Source extract -
--------------------------------
I was in the suburbs where we didn’t really get hit until the second or third wave when vaccines were already rolling out, so I didn’t have it that bad.

I think a lot of the disconnect regarding the mask mandates was between urban and suburban/rural populations. The more spaced out people were, the less risk there was, but everywhere was trying to issue blanket policies between urban and rural areas.

Like I get it, people who live in densely populated cities can’t understand why anyone wouldn’t wear a mask. That makes sense, cause they’re used to so many people being crowded together, and they can’t imagine living somewhere more sparsely populated.

But some people live in areas where you can go for a walk and never come within twenty feet of another person, so it’s a little different for them. Not just because of the social distance, but also the risk of passing someone infected is just generally lower in those areas.

And then there was the whole tail-end of the pandemic, when nearly everyone was already vaccinated, there weren’t as many infections and the infections there were weren’t as severe, yet so many places kept mask mandates in place even a year or two later.

At some point, a lot of people just wanted to return to normalcy. A year of social distancing has a substantial impact on people’s mental health, but nobody was considering that in their cost-benefit analysis. It was always “in an excess of caution.” Sometimes an “excess of caution” is just too much caution. At some point, we could have just treated it like the flu.

Society never fully recovered from the pandemic, to be honest. There’s a collective trauma that we all just ignore, but it’s a lot harder to meet people and make new friends than it was before.
--------------------------------
Data shown -
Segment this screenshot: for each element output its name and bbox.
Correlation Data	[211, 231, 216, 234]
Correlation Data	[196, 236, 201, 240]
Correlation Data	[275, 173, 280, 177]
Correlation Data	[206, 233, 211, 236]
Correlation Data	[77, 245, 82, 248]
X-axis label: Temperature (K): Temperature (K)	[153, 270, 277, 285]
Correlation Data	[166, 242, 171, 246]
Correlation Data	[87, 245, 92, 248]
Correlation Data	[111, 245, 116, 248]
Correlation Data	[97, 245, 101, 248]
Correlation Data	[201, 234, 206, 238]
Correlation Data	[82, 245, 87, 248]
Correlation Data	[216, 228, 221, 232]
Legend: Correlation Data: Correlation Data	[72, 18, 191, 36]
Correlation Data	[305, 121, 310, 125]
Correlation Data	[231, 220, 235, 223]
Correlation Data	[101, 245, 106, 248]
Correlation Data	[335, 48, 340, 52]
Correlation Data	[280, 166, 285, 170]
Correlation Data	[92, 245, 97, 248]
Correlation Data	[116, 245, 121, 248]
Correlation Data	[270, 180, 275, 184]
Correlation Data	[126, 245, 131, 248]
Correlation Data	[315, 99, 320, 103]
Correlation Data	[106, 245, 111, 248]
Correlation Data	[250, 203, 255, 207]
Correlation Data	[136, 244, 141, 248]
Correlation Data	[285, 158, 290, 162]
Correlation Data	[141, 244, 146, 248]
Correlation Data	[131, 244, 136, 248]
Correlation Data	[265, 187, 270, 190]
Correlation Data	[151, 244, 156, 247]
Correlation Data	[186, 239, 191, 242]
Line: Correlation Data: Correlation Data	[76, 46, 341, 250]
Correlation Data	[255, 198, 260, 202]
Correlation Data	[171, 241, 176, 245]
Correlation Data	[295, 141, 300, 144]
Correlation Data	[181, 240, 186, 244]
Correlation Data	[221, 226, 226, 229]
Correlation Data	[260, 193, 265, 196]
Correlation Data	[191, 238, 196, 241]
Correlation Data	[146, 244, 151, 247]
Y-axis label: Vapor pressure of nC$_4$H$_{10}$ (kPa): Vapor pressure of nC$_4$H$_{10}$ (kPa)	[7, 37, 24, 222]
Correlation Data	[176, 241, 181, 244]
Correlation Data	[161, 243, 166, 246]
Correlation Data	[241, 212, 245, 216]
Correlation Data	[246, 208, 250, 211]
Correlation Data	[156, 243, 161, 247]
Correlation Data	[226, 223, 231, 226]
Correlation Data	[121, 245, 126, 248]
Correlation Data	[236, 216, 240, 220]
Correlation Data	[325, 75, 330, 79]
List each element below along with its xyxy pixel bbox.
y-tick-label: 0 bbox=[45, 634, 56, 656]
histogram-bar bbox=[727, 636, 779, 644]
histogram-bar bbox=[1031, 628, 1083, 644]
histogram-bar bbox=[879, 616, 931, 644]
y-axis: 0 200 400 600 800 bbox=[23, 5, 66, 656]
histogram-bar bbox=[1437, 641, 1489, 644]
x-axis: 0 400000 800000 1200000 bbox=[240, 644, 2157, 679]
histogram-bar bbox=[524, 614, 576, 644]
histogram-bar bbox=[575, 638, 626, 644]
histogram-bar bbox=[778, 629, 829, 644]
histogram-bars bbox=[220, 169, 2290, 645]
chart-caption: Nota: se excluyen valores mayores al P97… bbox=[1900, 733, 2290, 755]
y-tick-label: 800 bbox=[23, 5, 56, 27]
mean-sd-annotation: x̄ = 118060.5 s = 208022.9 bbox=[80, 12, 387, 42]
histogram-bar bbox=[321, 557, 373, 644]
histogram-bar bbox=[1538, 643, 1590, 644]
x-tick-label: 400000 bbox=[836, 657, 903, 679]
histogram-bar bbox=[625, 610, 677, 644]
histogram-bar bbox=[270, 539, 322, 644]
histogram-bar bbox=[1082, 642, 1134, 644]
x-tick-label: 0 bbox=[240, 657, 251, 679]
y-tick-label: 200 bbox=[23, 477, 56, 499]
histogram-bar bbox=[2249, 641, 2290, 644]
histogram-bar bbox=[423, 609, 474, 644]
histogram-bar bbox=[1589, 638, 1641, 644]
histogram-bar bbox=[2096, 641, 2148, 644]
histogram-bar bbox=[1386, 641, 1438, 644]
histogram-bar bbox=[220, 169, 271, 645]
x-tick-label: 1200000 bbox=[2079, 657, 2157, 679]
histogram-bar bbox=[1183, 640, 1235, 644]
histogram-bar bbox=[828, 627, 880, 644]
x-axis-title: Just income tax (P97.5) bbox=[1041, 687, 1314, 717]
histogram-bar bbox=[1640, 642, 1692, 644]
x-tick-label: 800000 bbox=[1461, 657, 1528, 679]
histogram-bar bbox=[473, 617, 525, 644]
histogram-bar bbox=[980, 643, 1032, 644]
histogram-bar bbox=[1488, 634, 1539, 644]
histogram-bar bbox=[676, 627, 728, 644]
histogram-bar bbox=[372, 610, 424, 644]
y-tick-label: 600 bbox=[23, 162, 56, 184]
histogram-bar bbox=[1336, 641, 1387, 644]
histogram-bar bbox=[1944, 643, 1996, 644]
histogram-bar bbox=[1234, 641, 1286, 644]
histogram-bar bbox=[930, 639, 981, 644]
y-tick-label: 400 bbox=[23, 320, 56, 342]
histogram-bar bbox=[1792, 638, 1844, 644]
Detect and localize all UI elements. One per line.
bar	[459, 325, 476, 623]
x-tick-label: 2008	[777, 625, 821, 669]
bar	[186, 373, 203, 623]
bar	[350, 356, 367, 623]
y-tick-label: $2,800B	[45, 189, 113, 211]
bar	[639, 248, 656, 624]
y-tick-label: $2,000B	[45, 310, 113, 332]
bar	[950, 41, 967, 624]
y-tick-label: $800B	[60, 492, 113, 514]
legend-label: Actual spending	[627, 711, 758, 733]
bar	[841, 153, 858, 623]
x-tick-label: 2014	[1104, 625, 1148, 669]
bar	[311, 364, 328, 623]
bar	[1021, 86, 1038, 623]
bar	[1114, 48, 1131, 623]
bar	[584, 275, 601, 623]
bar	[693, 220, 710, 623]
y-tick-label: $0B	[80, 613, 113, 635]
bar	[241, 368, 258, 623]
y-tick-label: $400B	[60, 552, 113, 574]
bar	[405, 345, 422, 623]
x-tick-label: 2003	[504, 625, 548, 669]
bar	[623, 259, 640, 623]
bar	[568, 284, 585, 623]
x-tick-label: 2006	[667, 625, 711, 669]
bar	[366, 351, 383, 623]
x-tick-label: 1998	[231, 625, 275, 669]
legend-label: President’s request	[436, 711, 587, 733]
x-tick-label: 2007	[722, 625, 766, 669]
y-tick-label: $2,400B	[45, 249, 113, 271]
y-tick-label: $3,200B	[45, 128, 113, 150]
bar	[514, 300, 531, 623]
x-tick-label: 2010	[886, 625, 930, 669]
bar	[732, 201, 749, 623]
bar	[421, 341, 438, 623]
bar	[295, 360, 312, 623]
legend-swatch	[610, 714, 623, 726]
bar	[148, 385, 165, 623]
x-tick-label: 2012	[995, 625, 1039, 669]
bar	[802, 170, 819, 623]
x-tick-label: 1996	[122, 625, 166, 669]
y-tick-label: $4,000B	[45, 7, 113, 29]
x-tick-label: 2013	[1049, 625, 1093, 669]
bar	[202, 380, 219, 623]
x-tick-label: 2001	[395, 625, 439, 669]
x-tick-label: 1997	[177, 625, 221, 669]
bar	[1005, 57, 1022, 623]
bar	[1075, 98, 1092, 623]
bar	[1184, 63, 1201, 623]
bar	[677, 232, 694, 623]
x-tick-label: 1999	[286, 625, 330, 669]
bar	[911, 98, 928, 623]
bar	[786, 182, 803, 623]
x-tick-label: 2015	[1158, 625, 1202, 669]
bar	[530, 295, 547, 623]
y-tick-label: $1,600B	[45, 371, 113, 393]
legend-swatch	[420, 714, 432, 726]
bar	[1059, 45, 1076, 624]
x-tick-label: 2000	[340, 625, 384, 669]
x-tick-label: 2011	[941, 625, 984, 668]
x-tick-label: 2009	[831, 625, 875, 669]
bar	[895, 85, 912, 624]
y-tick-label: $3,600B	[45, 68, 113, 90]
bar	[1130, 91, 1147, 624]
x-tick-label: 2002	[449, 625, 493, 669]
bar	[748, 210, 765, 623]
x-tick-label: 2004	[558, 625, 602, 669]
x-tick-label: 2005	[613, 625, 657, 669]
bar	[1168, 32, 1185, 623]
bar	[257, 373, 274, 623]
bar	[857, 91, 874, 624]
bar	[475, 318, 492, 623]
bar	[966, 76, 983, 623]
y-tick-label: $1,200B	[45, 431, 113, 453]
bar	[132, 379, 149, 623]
--------------------------------
Exercise goal - Reproduce the comment on pandemic mask mandates in full, word for word.

Result of this exercise -
I was in the suburbs where we didn’t really get hit until the second or third wave when vaccines were already rolling out, so I didn’t have it that bad.

I think a lot of the disconnect regarding the mask mandates was between urban and suburban/rural populations. The more spaced out people were, the less risk there was, but everywhere was trying to issue blanket policies between urban and rural areas.

Like I get it, people who live in densely populated cities can’t understand why anyone wouldn’t wear a mask. That makes sense, cause they’re used to so many people being crowded together, and they can’t imagine living somewhere more sparsely populated.

But some people live in areas where you can go for a walk and never come within twenty feet of another person, so it’s a little different for them. Not just because of the social distance, but also the risk of passing someone infected is just generally lower in those areas.

And then there was the whole tail-end of the pandemic, when nearly everyone was already vaccinated, there weren’t as many infections and the infections there were weren’t as severe, yet so many places kept mask mandates in place even a year or two later.

At some point, a lot of people just wanted to return to normalcy. A year of social distancing has a substantial impact on people’s mental health, but nobody was considering that in their cost-benefit analysis. It was always “in an excess of caution.” Sometimes an “excess of caution” is just too much caution. At some point, we could have just treated it like the flu.

Society never fully recovered from the pandemic, to be honest. There’s a collective trauma that we all just ignore, but it’s a lot harder to meet people and make new friends than it was before.